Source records
▼

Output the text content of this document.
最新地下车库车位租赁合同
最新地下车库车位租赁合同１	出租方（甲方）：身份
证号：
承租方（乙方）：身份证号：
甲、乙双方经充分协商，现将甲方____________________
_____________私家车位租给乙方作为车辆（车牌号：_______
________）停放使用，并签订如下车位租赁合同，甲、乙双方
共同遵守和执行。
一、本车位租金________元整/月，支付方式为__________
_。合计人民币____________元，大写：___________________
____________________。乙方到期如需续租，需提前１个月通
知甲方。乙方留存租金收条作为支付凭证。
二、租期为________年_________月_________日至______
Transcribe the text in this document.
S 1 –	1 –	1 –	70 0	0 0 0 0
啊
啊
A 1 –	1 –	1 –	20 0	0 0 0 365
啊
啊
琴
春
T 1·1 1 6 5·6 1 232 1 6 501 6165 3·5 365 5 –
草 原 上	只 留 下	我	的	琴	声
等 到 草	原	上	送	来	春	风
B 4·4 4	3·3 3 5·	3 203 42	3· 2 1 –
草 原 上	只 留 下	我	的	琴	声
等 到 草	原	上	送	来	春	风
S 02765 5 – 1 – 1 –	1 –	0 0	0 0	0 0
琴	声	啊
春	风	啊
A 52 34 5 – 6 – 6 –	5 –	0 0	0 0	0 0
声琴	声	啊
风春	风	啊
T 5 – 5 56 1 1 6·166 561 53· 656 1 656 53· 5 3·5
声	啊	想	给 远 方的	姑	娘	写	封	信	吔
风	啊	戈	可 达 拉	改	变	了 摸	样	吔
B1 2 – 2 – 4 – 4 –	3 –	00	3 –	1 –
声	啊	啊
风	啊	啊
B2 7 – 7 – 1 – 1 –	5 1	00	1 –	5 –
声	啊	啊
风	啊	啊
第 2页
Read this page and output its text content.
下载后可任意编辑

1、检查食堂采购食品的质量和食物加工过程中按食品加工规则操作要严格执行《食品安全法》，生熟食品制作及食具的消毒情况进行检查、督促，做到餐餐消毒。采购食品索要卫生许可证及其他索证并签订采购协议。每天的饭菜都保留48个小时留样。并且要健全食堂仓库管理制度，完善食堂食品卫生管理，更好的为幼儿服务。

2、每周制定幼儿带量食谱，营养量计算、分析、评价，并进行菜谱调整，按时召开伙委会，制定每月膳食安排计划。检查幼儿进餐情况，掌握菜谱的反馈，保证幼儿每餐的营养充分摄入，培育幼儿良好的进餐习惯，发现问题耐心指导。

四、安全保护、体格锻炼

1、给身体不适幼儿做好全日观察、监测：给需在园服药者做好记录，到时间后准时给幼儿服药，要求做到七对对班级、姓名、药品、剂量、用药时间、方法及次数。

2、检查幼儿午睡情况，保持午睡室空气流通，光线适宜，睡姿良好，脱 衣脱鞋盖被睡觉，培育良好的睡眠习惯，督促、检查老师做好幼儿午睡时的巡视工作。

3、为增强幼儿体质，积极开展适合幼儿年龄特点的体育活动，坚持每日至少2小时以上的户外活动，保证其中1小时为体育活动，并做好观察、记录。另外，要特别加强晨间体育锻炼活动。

▲

■ Aim
Which lines hold the string "text"? Copy all of them from the data above.

■ Solution for this task
Output the text content of this document.
Transcribe the text in this document.
Read this page and output its text content.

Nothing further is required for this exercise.